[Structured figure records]
-- START --
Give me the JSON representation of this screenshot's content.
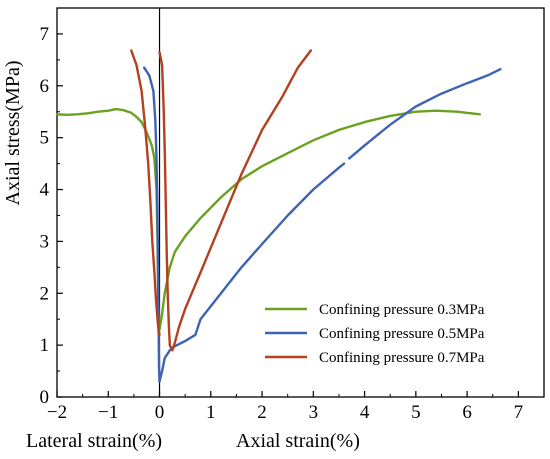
{
  "chart_data": {
    "type": "line",
    "title": "",
    "xlabel_left": "Lateral strain(%)",
    "xlabel_right": "Axial strain(%)",
    "ylabel": "Axial stress(MPa)",
    "xlim": [
      -2,
      7.5
    ],
    "ylim": [
      0,
      7.5
    ],
    "x_ticks": [
      -2,
      -1,
      0,
      1,
      2,
      3,
      4,
      5,
      6,
      7
    ],
    "x_tick_labels": [
      "−2",
      "−1",
      "0",
      "1",
      "2",
      "3",
      "4",
      "5",
      "6",
      "7"
    ],
    "y_ticks": [
      0,
      1,
      2,
      3,
      4,
      5,
      6,
      7
    ],
    "y_tick_labels": [
      "0",
      "1",
      "2",
      "3",
      "4",
      "5",
      "6",
      "7"
    ],
    "legend_position": "bottom-right",
    "grid": false,
    "series": [
      {
        "name": "Confining pressure 0.3MPa",
        "color": "#6aa121",
        "segments": [
          [
            [
              -2.0,
              5.45
            ],
            [
              -1.8,
              5.44
            ],
            [
              -1.6,
              5.45
            ],
            [
              -1.4,
              5.47
            ],
            [
              -1.2,
              5.5
            ],
            [
              -1.0,
              5.52
            ],
            [
              -0.85,
              5.55
            ],
            [
              -0.7,
              5.53
            ],
            [
              -0.55,
              5.48
            ],
            [
              -0.45,
              5.4
            ],
            [
              -0.35,
              5.3
            ],
            [
              -0.25,
              5.1
            ],
            [
              -0.15,
              4.85
            ],
            [
              -0.1,
              4.6
            ],
            [
              -0.06,
              4.0
            ],
            [
              -0.04,
              3.0
            ],
            [
              -0.02,
              1.6
            ],
            [
              0.0,
              1.3
            ]
          ],
          [
            [
              0.0,
              1.3
            ],
            [
              0.05,
              1.6
            ],
            [
              0.1,
              2.0
            ],
            [
              0.2,
              2.5
            ],
            [
              0.3,
              2.8
            ],
            [
              0.5,
              3.1
            ],
            [
              0.8,
              3.45
            ],
            [
              1.2,
              3.85
            ],
            [
              1.6,
              4.2
            ],
            [
              2.0,
              4.45
            ],
            [
              2.5,
              4.7
            ],
            [
              3.0,
              4.95
            ],
            [
              3.5,
              5.15
            ],
            [
              4.0,
              5.3
            ],
            [
              4.5,
              5.42
            ],
            [
              5.0,
              5.5
            ],
            [
              5.4,
              5.52
            ],
            [
              5.8,
              5.5
            ],
            [
              6.25,
              5.45
            ]
          ]
        ]
      },
      {
        "name": "Confining pressure 0.5MPa",
        "color": "#3f63b3",
        "segments": [
          [
            [
              -0.3,
              6.35
            ],
            [
              -0.2,
              6.2
            ],
            [
              -0.12,
              5.9
            ],
            [
              -0.08,
              5.3
            ],
            [
              -0.06,
              4.6
            ],
            [
              -0.04,
              3.5
            ],
            [
              -0.03,
              2.5
            ],
            [
              -0.02,
              1.5
            ],
            [
              -0.01,
              0.6
            ],
            [
              0.0,
              0.3
            ]
          ],
          [
            [
              0.0,
              0.3
            ],
            [
              0.05,
              0.5
            ],
            [
              0.1,
              0.75
            ],
            [
              0.2,
              0.9
            ],
            [
              0.3,
              0.98
            ],
            [
              0.5,
              1.08
            ],
            [
              0.7,
              1.2
            ],
            [
              0.8,
              1.5
            ],
            [
              1.2,
              2.0
            ],
            [
              1.6,
              2.5
            ],
            [
              2.0,
              2.95
            ],
            [
              2.5,
              3.5
            ],
            [
              3.0,
              4.0
            ],
            [
              3.5,
              4.42
            ],
            [
              3.6,
              4.5
            ]
          ],
          [
            [
              3.7,
              4.6
            ],
            [
              4.0,
              4.85
            ],
            [
              4.5,
              5.25
            ],
            [
              5.0,
              5.6
            ],
            [
              5.5,
              5.85
            ],
            [
              6.0,
              6.05
            ],
            [
              6.4,
              6.2
            ],
            [
              6.65,
              6.32
            ]
          ]
        ]
      },
      {
        "name": "Confining pressure 0.7MPa",
        "color": "#b3401f",
        "segments": [
          [
            [
              -0.55,
              6.68
            ],
            [
              -0.45,
              6.4
            ],
            [
              -0.35,
              5.9
            ],
            [
              -0.28,
              5.2
            ],
            [
              -0.22,
              4.5
            ],
            [
              -0.18,
              3.8
            ],
            [
              -0.14,
              3.0
            ],
            [
              -0.1,
              2.4
            ],
            [
              -0.07,
              1.9
            ],
            [
              -0.04,
              1.5
            ],
            [
              -0.02,
              1.3
            ],
            [
              0.0,
              1.2
            ]
          ],
          [
            [
              0.0,
              6.65
            ],
            [
              0.05,
              6.4
            ],
            [
              0.08,
              5.6
            ],
            [
              0.1,
              4.8
            ],
            [
              0.12,
              3.8
            ],
            [
              0.14,
              2.8
            ],
            [
              0.16,
              2.0
            ],
            [
              0.18,
              1.4
            ],
            [
              0.2,
              1.0
            ],
            [
              0.25,
              0.9
            ],
            [
              0.3,
              1.05
            ],
            [
              0.38,
              1.35
            ],
            [
              0.5,
              1.7
            ],
            [
              0.8,
              2.4
            ],
            [
              1.2,
              3.35
            ],
            [
              1.6,
              4.3
            ],
            [
              2.0,
              5.15
            ],
            [
              2.4,
              5.8
            ],
            [
              2.7,
              6.35
            ],
            [
              2.95,
              6.68
            ]
          ]
        ]
      }
    ]
  }
}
-- END --
▸ **EXERCISE TASK**
Of the lines above, how many contain the string "pressure"? Only the number is required.

▸ **RESPONSE**
3